### [EXERCISE TASK]
Copy every line of the items below character for character, leaving out the pictures.

#####

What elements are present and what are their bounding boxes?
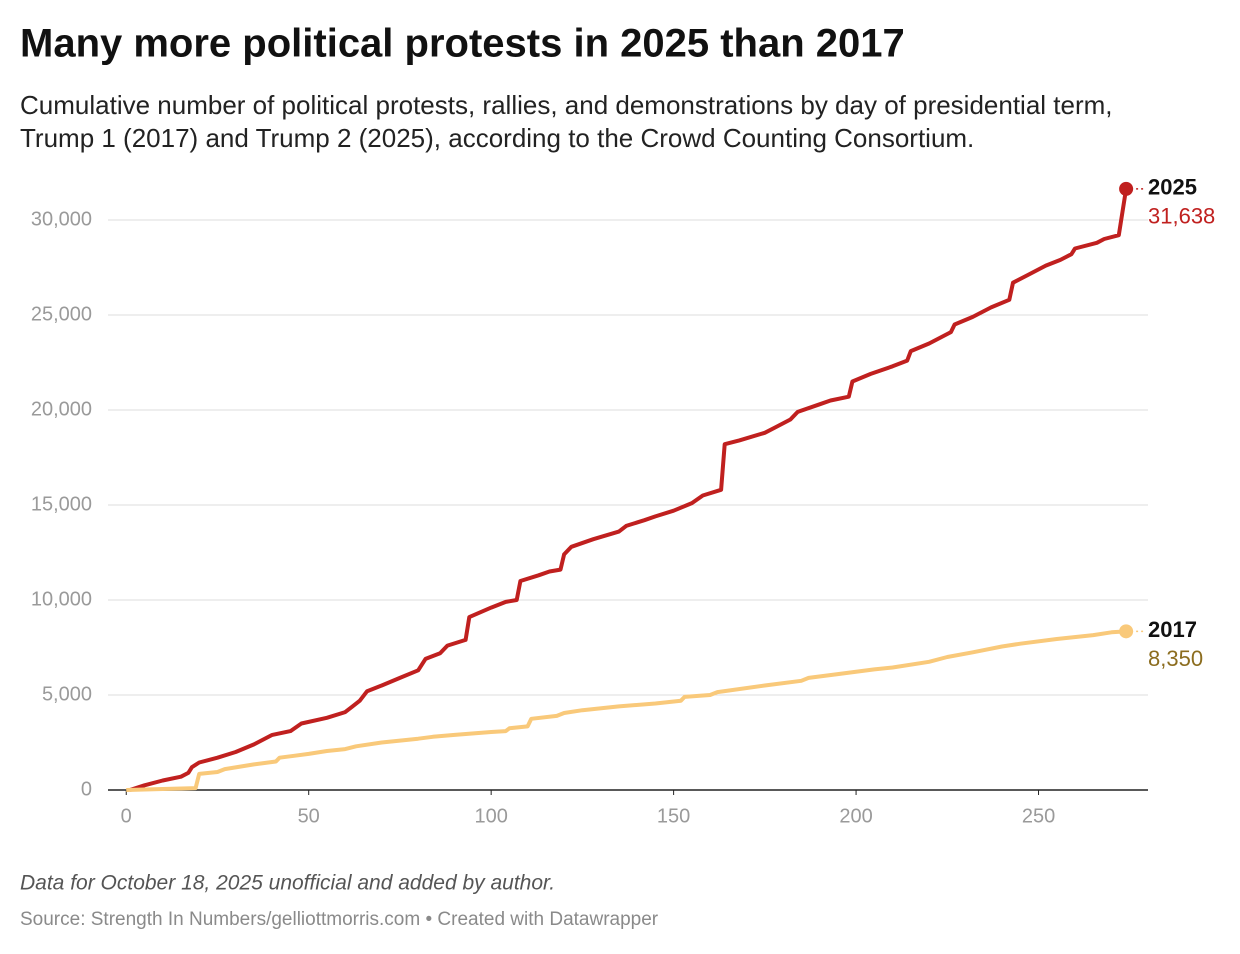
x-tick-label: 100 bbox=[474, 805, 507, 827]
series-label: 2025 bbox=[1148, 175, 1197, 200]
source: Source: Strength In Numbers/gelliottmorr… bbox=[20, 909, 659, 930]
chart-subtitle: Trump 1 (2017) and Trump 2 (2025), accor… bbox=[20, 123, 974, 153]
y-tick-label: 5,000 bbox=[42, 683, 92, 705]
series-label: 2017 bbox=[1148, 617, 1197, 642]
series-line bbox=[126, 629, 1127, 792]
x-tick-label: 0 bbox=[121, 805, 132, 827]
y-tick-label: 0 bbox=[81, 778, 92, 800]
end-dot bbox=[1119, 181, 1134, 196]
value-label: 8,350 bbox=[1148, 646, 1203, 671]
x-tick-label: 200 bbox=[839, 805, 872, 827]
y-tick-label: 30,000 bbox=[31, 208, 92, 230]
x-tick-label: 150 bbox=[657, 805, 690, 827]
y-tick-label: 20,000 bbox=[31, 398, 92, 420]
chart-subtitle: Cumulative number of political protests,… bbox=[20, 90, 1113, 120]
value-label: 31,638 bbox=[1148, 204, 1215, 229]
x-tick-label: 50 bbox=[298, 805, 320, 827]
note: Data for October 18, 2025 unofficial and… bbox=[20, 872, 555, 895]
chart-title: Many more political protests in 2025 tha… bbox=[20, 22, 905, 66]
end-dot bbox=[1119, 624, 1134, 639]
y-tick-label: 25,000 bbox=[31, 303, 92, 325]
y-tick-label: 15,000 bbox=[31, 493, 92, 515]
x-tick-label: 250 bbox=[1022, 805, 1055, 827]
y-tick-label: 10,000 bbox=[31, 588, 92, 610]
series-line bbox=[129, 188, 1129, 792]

#####

### [TASK SOLUTION]
What elements are present and what are their bounding boxes?
x-tick-label: 100 bbox=[474, 805, 507, 827]
series-label: 2025 bbox=[1148, 175, 1197, 200]
source: Source: Strength In Numbers/gelliottmorr… bbox=[20, 909, 659, 930]
chart-subtitle: Trump 1 (2017) and Trump 2 (2025), accor… bbox=[20, 123, 974, 153]
y-tick-label: 5,000 bbox=[42, 683, 92, 705]
series-label: 2017 bbox=[1148, 617, 1197, 642]
series-line bbox=[126, 629, 1127, 792]
x-tick-label: 0 bbox=[121, 805, 132, 827]
y-tick-label: 0 bbox=[81, 778, 92, 800]
end-dot bbox=[1119, 181, 1134, 196]
value-label: 8,350 bbox=[1148, 646, 1203, 671]
x-tick-label: 200 bbox=[839, 805, 872, 827]
y-tick-label: 30,000 bbox=[31, 208, 92, 230]
x-tick-label: 150 bbox=[657, 805, 690, 827]
y-tick-label: 20,000 bbox=[31, 398, 92, 420]
chart-subtitle: Cumulative number of political protests,… bbox=[20, 90, 1113, 120]
value-label: 31,638 bbox=[1148, 204, 1215, 229]
x-tick-label: 50 bbox=[298, 805, 320, 827]
note: Data for October 18, 2025 unofficial and… bbox=[20, 872, 555, 895]
chart-title: Many more political protests in 2025 tha… bbox=[20, 22, 905, 66]
end-dot bbox=[1119, 624, 1134, 639]
y-tick-label: 25,000 bbox=[31, 303, 92, 325]
y-tick-label: 15,000 bbox=[31, 493, 92, 515]
x-tick-label: 250 bbox=[1022, 805, 1055, 827]
y-tick-label: 10,000 bbox=[31, 588, 92, 610]
series-line bbox=[129, 188, 1129, 792]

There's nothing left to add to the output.